:: Supplied information ::
====

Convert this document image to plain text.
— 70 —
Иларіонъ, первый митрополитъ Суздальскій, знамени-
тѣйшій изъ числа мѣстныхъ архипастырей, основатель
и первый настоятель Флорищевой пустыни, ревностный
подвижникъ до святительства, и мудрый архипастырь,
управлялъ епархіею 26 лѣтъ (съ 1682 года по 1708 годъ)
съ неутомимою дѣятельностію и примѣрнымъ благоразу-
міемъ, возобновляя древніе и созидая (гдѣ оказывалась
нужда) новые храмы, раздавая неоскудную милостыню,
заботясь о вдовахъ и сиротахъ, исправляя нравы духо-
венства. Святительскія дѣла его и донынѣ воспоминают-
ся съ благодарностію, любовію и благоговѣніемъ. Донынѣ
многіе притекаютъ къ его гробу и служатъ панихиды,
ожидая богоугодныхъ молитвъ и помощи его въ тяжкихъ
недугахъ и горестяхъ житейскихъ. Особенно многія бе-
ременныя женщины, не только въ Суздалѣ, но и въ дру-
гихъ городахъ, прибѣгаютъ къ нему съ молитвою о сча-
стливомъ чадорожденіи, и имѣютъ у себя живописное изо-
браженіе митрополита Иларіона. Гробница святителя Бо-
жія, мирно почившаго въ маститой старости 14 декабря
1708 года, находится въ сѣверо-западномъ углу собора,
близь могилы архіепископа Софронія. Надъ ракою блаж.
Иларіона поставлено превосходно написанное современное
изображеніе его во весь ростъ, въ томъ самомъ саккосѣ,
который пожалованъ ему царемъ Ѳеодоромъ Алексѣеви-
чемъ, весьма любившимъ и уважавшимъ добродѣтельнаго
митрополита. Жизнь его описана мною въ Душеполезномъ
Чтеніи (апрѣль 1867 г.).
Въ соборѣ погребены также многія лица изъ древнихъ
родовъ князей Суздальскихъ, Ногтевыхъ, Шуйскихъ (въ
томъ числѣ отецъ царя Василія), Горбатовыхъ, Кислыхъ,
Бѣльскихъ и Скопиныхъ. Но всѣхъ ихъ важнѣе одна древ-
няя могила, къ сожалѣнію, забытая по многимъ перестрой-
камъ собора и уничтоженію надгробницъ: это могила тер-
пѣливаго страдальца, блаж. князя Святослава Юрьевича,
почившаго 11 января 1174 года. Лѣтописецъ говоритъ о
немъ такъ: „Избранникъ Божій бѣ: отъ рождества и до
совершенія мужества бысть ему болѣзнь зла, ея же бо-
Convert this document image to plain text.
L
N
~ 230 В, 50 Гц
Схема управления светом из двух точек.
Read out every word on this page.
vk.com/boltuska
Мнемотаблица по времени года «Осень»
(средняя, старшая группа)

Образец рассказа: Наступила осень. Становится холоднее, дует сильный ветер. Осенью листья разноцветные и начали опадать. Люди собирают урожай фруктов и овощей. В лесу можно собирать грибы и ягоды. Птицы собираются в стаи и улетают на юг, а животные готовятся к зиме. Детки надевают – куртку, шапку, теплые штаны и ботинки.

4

====

Copy all of the data. Keep every word exactly as it is.

:: Exercise output ::
Convert this document image to plain text.
— 70 —
Иларіонъ, первый митрополитъ Суздальскій, знамени-
тѣйшій изъ числа мѣстныхъ архипастырей, основатель
и первый настоятель Флорищевой пустыни, ревностный
подвижникъ до святительства, и мудрый архипастырь,
управлялъ епархіею 26 лѣтъ (съ 1682 года по 1708 годъ)
съ неутомимою дѣятельностію и примѣрнымъ благоразу-
міемъ, возобновляя древніе и созидая (гдѣ оказывалась
нужда) новые храмы, раздавая неоскудную милостыню,
заботясь о вдовахъ и сиротахъ, исправляя нравы духо-
венства. Святительскія дѣла его и донынѣ воспоминают-
ся съ благодарностію, любовію и благоговѣніемъ. Донынѣ
многіе притекаютъ къ его гробу и служатъ панихиды,
ожидая богоугодныхъ молитвъ и помощи его въ тяжкихъ
недугахъ и горестяхъ житейскихъ. Особенно многія бе-
ременныя женщины, не только въ Суздалѣ, но и въ дру-
гихъ городахъ, прибѣгаютъ къ нему съ молитвою о сча-
стливомъ чадорожденіи, и имѣютъ у себя живописное изо-
браженіе митрополита Иларіона. Гробница святителя Бо-
жія, мирно почившаго въ маститой старости 14 декабря
1708 года, находится въ сѣверо-западномъ углу собора,
близь могилы архіепископа Софронія. Надъ ракою блаж.
Иларіона поставлено превосходно написанное современное
изображеніе его во весь ростъ, въ томъ самомъ саккосѣ,
который пожалованъ ему царемъ Ѳеодоромъ Алексѣеви-
чемъ, весьма любившимъ и уважавшимъ добродѣтельнаго
митрополита. Жизнь его описана мною въ Душеполезномъ
Чтеніи (апрѣль 1867 г.).
Въ соборѣ погребены также многія лица изъ древнихъ
родовъ князей Суздальскихъ, Ногтевыхъ, Шуйскихъ (въ
томъ числѣ отецъ царя Василія), Горбатовыхъ, Кислыхъ,
Бѣльскихъ и Скопиныхъ. Но всѣхъ ихъ важнѣе одна древ-
няя могила, къ сожалѣнію, забытая по многимъ перестрой-
камъ собора и уничтоженію надгробницъ: это могила тер-
пѣливаго страдальца, блаж. князя Святослава Юрьевича,
почившаго 11 января 1174 года. Лѣтописецъ говоритъ о
немъ такъ: „Избранникъ Божій бѣ: отъ рождества и до
совершенія мужества бысть ему болѣзнь зла, ея же бо-
Convert this document image to plain text.
L
N
~ 230 В, 50 Гц
Схема управления светом из двух точек.
Read out every word on this page.
vk.com/boltuska
Мнемотаблица по времени года «Осень»
(средняя, старшая группа)

Образец рассказа: Наступила осень. Становится холоднее, дует сильный ветер. Осенью листья разноцветные и начали опадать. Люди собирают урожай фруктов и овощей. В лесу можно собирать грибы и ягоды. Птицы собираются в стаи и улетают на юг, а животные готовятся к зиме. Детки надевают – куртку, шапку, теплые штаны и ботинки.

4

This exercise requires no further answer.